** start Entries provided **

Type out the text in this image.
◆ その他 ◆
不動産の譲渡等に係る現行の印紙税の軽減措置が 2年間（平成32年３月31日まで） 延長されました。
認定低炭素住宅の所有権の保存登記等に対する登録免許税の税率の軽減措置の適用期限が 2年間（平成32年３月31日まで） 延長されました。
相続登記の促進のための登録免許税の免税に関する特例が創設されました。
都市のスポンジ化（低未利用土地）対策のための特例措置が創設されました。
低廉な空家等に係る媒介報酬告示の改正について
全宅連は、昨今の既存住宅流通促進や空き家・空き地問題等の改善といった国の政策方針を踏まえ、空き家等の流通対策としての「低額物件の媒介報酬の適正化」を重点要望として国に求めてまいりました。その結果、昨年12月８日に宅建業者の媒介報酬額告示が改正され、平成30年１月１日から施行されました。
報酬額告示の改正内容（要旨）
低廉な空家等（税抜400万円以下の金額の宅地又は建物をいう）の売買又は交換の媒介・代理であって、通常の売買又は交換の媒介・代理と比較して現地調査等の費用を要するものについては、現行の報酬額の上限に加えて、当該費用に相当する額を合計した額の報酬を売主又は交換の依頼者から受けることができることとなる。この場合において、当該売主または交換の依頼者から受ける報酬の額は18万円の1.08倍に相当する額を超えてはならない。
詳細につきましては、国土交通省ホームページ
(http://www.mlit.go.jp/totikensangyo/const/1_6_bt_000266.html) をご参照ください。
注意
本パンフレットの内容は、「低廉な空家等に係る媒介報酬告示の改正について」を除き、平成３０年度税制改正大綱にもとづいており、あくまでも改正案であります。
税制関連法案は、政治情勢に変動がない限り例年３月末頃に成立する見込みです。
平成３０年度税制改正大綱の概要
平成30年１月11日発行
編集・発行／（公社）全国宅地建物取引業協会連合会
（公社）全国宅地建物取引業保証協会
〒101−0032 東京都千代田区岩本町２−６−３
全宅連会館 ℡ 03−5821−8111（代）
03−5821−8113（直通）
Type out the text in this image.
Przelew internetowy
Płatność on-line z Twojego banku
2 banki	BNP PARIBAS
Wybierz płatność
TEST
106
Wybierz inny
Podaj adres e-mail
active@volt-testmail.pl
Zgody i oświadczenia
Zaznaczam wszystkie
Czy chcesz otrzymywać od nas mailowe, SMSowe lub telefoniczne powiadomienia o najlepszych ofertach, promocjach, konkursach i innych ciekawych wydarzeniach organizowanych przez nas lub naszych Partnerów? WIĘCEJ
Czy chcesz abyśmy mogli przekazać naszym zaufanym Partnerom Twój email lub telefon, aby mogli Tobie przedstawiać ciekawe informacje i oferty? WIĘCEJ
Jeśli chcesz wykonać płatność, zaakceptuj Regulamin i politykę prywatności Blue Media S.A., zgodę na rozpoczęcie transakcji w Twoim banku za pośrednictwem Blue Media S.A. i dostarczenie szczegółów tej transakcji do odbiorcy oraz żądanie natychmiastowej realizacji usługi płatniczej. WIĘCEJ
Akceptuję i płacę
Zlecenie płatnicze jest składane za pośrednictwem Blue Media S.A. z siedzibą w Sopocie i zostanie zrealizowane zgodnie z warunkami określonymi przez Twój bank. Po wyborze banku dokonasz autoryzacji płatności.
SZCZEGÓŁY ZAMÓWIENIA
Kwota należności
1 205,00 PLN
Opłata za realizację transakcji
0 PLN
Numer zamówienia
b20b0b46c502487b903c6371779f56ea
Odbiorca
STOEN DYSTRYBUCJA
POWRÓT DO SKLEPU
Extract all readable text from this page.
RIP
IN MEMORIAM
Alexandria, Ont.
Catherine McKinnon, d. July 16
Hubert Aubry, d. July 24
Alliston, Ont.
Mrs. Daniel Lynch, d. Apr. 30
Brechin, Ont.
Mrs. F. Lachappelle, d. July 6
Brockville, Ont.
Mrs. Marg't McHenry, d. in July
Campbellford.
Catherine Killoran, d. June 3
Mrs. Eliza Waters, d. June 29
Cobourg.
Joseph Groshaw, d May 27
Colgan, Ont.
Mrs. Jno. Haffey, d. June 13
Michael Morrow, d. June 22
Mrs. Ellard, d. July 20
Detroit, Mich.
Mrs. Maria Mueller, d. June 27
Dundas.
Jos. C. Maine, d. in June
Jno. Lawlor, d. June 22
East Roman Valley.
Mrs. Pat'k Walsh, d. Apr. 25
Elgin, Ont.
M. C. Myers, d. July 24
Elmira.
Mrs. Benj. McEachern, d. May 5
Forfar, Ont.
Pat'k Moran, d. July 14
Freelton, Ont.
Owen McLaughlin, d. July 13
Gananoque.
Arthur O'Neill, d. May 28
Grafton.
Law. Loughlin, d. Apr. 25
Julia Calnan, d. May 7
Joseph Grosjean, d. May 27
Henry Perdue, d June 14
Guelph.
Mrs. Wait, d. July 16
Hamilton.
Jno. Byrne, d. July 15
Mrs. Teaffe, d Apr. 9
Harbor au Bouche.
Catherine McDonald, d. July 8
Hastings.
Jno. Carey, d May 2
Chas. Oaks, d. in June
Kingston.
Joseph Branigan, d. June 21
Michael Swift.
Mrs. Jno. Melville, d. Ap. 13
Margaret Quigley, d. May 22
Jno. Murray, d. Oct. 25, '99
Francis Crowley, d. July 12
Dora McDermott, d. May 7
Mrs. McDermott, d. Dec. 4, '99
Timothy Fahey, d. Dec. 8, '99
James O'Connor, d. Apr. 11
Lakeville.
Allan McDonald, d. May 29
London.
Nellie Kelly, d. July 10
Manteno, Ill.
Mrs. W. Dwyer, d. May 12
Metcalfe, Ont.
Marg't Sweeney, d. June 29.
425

** end Entries provided **

Exercise description
Go through the listing above and work out how many lines contain the string "pośrednictwem". Reply with the number alone.

Solution below
2